Required work: Reproduce the records below exactly, leaving out any pictures.
* start Dataset extract *
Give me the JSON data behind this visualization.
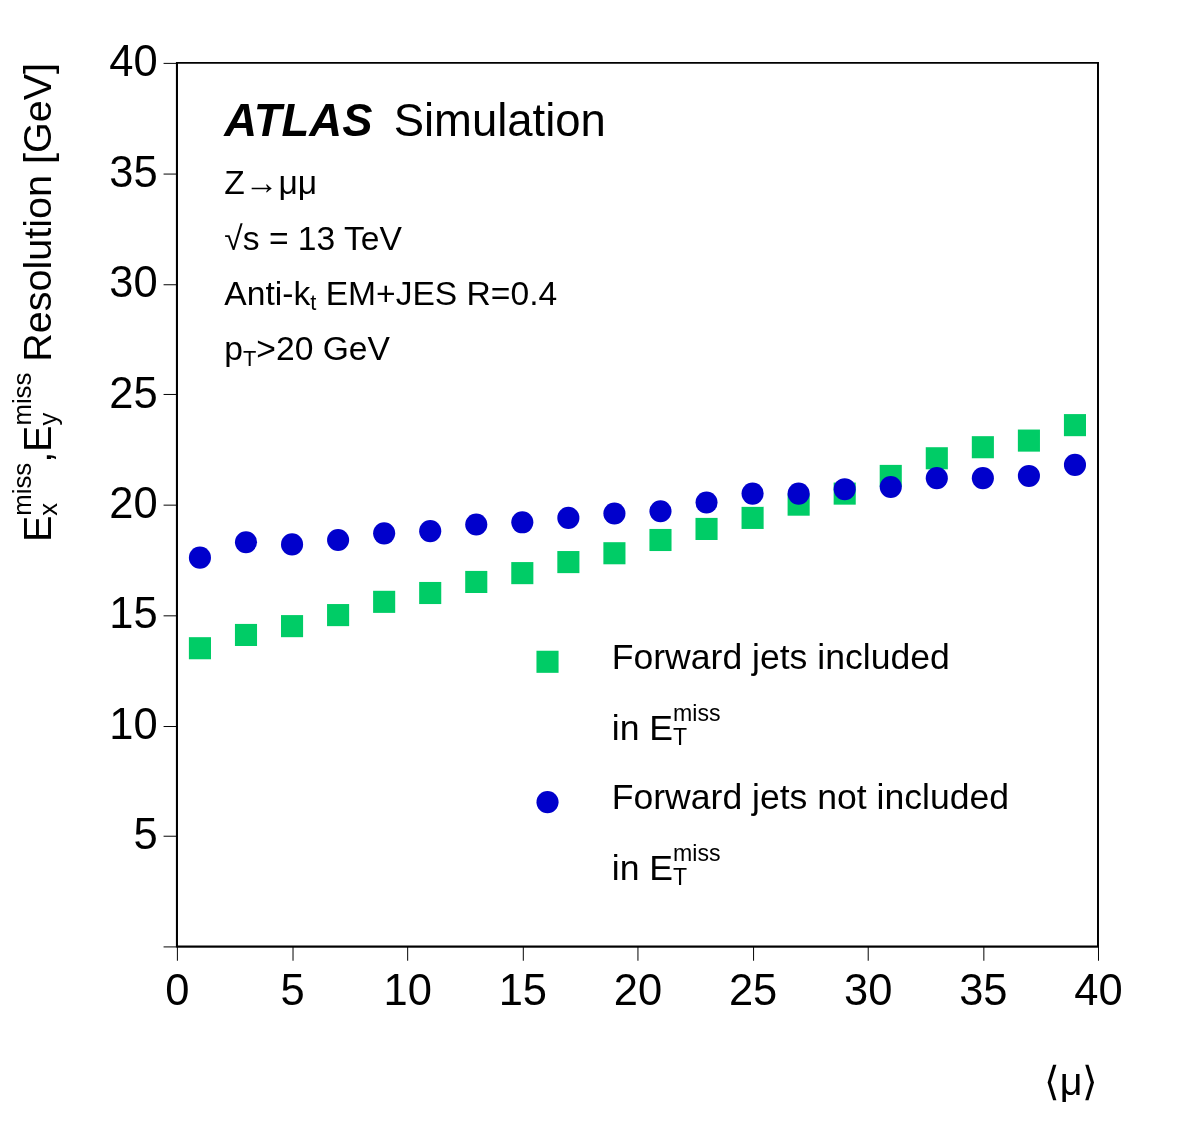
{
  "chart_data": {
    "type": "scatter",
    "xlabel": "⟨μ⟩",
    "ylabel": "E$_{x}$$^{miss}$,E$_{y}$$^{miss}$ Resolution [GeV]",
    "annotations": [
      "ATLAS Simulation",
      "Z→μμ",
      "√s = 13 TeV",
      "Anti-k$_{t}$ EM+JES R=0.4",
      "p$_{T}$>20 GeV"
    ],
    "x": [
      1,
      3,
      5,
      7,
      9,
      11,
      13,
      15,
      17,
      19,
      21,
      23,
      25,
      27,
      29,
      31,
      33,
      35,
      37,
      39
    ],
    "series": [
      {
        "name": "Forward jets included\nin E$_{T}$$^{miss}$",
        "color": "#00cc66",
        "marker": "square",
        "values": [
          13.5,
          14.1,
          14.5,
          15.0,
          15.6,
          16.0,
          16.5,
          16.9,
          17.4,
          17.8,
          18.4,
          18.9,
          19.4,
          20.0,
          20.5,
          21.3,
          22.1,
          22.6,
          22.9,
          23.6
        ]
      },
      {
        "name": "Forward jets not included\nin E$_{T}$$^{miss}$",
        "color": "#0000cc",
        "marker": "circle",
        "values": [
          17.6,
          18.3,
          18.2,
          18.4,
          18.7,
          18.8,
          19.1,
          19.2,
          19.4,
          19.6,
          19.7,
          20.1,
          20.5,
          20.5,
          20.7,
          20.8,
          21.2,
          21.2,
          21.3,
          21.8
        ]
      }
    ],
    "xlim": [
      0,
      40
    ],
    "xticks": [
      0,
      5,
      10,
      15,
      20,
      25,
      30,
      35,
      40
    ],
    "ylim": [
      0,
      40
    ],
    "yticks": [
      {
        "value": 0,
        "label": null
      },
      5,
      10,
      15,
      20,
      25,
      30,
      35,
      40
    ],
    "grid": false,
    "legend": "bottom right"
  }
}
* end Dataset extract *
The response:
Give me the JSON data behind this visualization.
{
  "chart_data": {
    "type": "scatter",
    "xlabel": "⟨μ⟩",
    "ylabel": "E$_{x}$$^{miss}$,E$_{y}$$^{miss}$ Resolution [GeV]",
    "annotations": [
      "ATLAS Simulation",
      "Z→μμ",
      "√s = 13 TeV",
      "Anti-k$_{t}$ EM+JES R=0.4",
      "p$_{T}$>20 GeV"
    ],
    "x": [
      1,
      3,
      5,
      7,
      9,
      11,
      13,
      15,
      17,
      19,
      21,
      23,
      25,
      27,
      29,
      31,
      33,
      35,
      37,
      39
    ],
    "series": [
      {
        "name": "Forward jets included\nin E$_{T}$$^{miss}$",
        "color": "#00cc66",
        "marker": "square",
        "values": [
          13.5,
          14.1,
          14.5,
          15.0,
          15.6,
          16.0,
          16.5,
          16.9,
          17.4,
          17.8,
          18.4,
          18.9,
          19.4,
          20.0,
          20.5,
          21.3,
          22.1,
          22.6,
          22.9,
          23.6
        ]
      },
      {
        "name": "Forward jets not included\nin E$_{T}$$^{miss}$",
        "color": "#0000cc",
        "marker": "circle",
        "values": [
          17.6,
          18.3,
          18.2,
          18.4,
          18.7,
          18.8,
          19.1,
          19.2,
          19.4,
          19.6,
          19.7,
          20.1,
          20.5,
          20.5,
          20.7,
          20.8,
          21.2,
          21.2,
          21.3,
          21.8
        ]
      }
    ],
    "xlim": [
      0,
      40
    ],
    "xticks": [
      0,
      5,
      10,
      15,
      20,
      25,
      30,
      35,
      40
    ],
    "ylim": [
      0,
      40
    ],
    "yticks": [
      {
        "value": 0,
        "label": null
      },
      5,
      10,
      15,
      20,
      25,
      30,
      35,
      40
    ],
    "grid": false,
    "legend": "bottom right"
  }
}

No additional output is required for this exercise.